-------- EXTRACTED DATA --------
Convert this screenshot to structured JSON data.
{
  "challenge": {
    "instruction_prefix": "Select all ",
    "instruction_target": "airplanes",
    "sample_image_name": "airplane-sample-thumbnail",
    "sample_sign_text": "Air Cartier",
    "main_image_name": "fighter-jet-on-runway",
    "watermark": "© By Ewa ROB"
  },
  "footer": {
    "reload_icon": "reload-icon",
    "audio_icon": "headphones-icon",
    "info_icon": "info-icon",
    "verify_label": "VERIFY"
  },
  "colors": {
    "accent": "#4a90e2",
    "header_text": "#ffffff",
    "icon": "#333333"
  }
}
--------
▸ WRITTEN REQUEST
Copy out the data shown above without altering anything.

▸ SOLUTION FOR THIS PROBLEM
Convert this screenshot to structured JSON data.
{
  "challenge": {
    "instruction_prefix": "Select all ",
    "instruction_target": "airplanes",
    "sample_image_name": "airplane-sample-thumbnail",
    "sample_sign_text": "Air Cartier",
    "main_image_name": "fighter-jet-on-runway",
    "watermark": "© By Ewa ROB"
  },
  "footer": {
    "reload_icon": "reload-icon",
    "audio_icon": "headphones-icon",
    "info_icon": "info-icon",
    "verify_label": "VERIFY"
  },
  "colors": {
    "accent": "#4a90e2",
    "header_text": "#ffffff",
    "icon": "#333333"
  }
}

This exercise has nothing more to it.